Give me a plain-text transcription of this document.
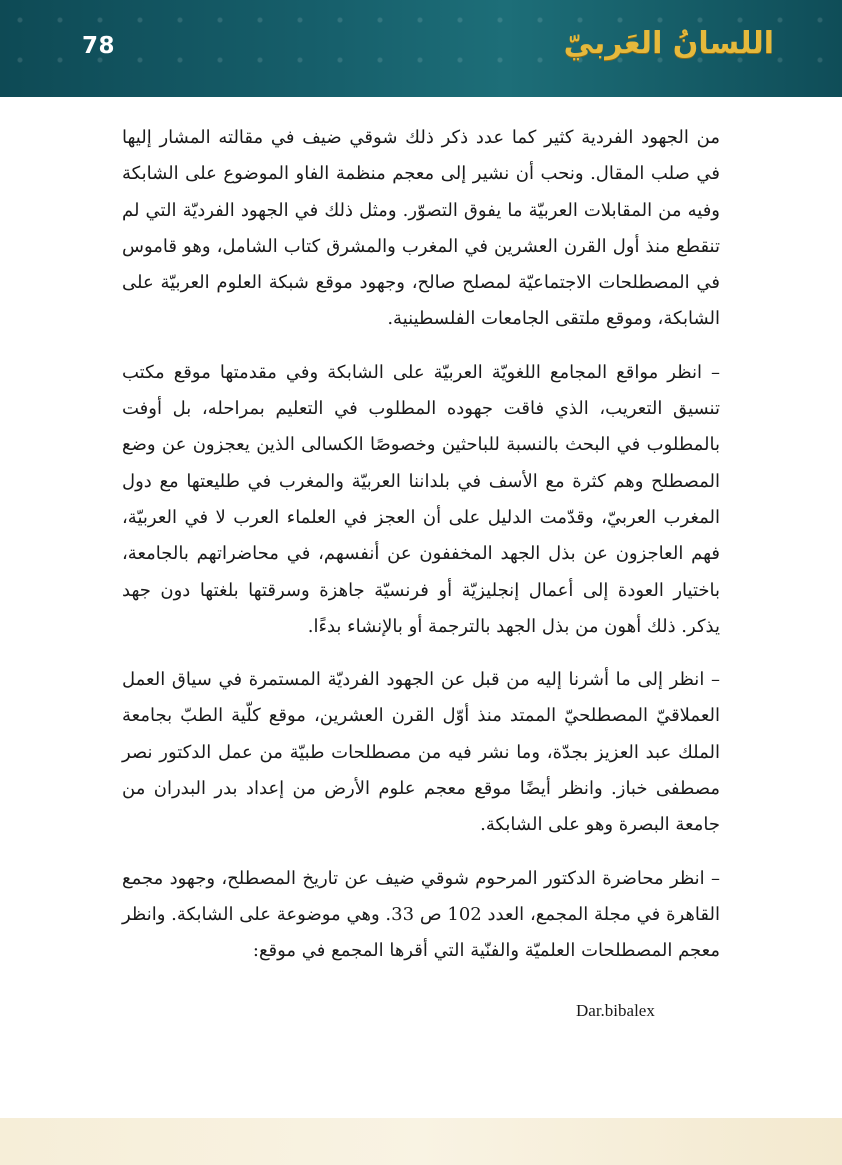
78	اللسانُ العَربيّ

من الجهود الفردية كثير كما عدد ذكر ذلك شوقي ضيف في مقالته المشار إليها في صلب المقال. ونحب أن نشير إلى معجم منظمة الفاو الموضوع على الشابكة وفيه من المقابلات العربيّة ما يفوق التصوّر. ومثل ذلك في الجهود الفرديّة التي لم تنقطع منذ أول القرن العشرين في المغرب والمشرق كتاب الشامل، وهو قاموس في المصطلحات الاجتماعيّة لمصلح صالح، وجهود موقع شبكة العلوم العربيّة على الشابكة، وموقع ملتقى الجامعات الفلسطينية.

– انظر مواقع المجامع اللغويّة العربيّة على الشابكة وفي مقدمتها موقع مكتب تنسيق التعريب، الذي فاقت جهوده المطلوب في التعليم بمراحله، بل أوفت بالمطلوب في البحث بالنسبة للباحثين وخصوصًا الكسالى الذين يعجزون عن وضع المصطلح وهم كثرة مع الأسف في بلداننا العربيّة والمغرب في طليعتها مع دول المغرب العربيّ، وقدّمت الدليل على أن العجز في العلماء العرب لا في العربيّة، فهم العاجزون عن بذل الجهد المخففون عن أنفسهم، في محاضراتهم بالجامعة، باختيار العودة إلى أعمال إنجليزيّة أو فرنسيّة جاهزة وسرقتها بلغتها دون جهد يذكر. ذلك أهون من بذل الجهد بالترجمة أو بالإنشاء بدءًا.

– انظر إلى ما أشرنا إليه من قبل عن الجهود الفرديّة المستمرة في سياق العمل العملاقيّ المصطلحيّ الممتد منذ أوّل القرن العشرين، موقع كلّية الطبّ بجامعة الملك عبد العزيز بجدّة، وما نشر فيه من مصطلحات طبيّة من عمل الدكتور نصر مصطفى خباز. وانظر أيضًا موقع معجم علوم الأرض من إعداد بدر البدران من جامعة البصرة وهو على الشابكة.

– انظر محاضرة الدكتور المرحوم شوقي ضيف عن تاريخ المصطلح، وجهود مجمع القاهرة في مجلة المجمع، العدد 102 ص 33. وهي موضوعة على الشابكة. وانظر معجم المصطلحات العلميّة والفنّية التي أقرها المجمع في موقع:

Dar.bibalex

----------------------------------------

### EXERCISE
Every line above should be returned word for word, with the pictures left behind.

### COMPLETE ANSWER
Give me a plain-text transcription of this document.
78	اللسانُ العَربيّ

من الجهود الفردية كثير كما عدد ذكر ذلك شوقي ضيف في مقالته المشار إليها في صلب المقال. ونحب أن نشير إلى معجم منظمة الفاو الموضوع على الشابكة وفيه من المقابلات العربيّة ما يفوق التصوّر. ومثل ذلك في الجهود الفرديّة التي لم تنقطع منذ أول القرن العشرين في المغرب والمشرق كتاب الشامل، وهو قاموس في المصطلحات الاجتماعيّة لمصلح صالح، وجهود موقع شبكة العلوم العربيّة على الشابكة، وموقع ملتقى الجامعات الفلسطينية.

– انظر مواقع المجامع اللغويّة العربيّة على الشابكة وفي مقدمتها موقع مكتب تنسيق التعريب، الذي فاقت جهوده المطلوب في التعليم بمراحله، بل أوفت بالمطلوب في البحث بالنسبة للباحثين وخصوصًا الكسالى الذين يعجزون عن وضع المصطلح وهم كثرة مع الأسف في بلداننا العربيّة والمغرب في طليعتها مع دول المغرب العربيّ، وقدّمت الدليل على أن العجز في العلماء العرب لا في العربيّة، فهم العاجزون عن بذل الجهد المخففون عن أنفسهم، في محاضراتهم بالجامعة، باختيار العودة إلى أعمال إنجليزيّة أو فرنسيّة جاهزة وسرقتها بلغتها دون جهد يذكر. ذلك أهون من بذل الجهد بالترجمة أو بالإنشاء بدءًا.

– انظر إلى ما أشرنا إليه من قبل عن الجهود الفرديّة المستمرة في سياق العمل العملاقيّ المصطلحيّ الممتد منذ أوّل القرن العشرين، موقع كلّية الطبّ بجامعة الملك عبد العزيز بجدّة، وما نشر فيه من مصطلحات طبيّة من عمل الدكتور نصر مصطفى خباز. وانظر أيضًا موقع معجم علوم الأرض من إعداد بدر البدران من جامعة البصرة وهو على الشابكة.

– انظر محاضرة الدكتور المرحوم شوقي ضيف عن تاريخ المصطلح، وجهود مجمع القاهرة في مجلة المجمع، العدد 102 ص 33. وهي موضوعة على الشابكة. وانظر معجم المصطلحات العلميّة والفنّية التي أقرها المجمع في موقع:

Dar.bibalex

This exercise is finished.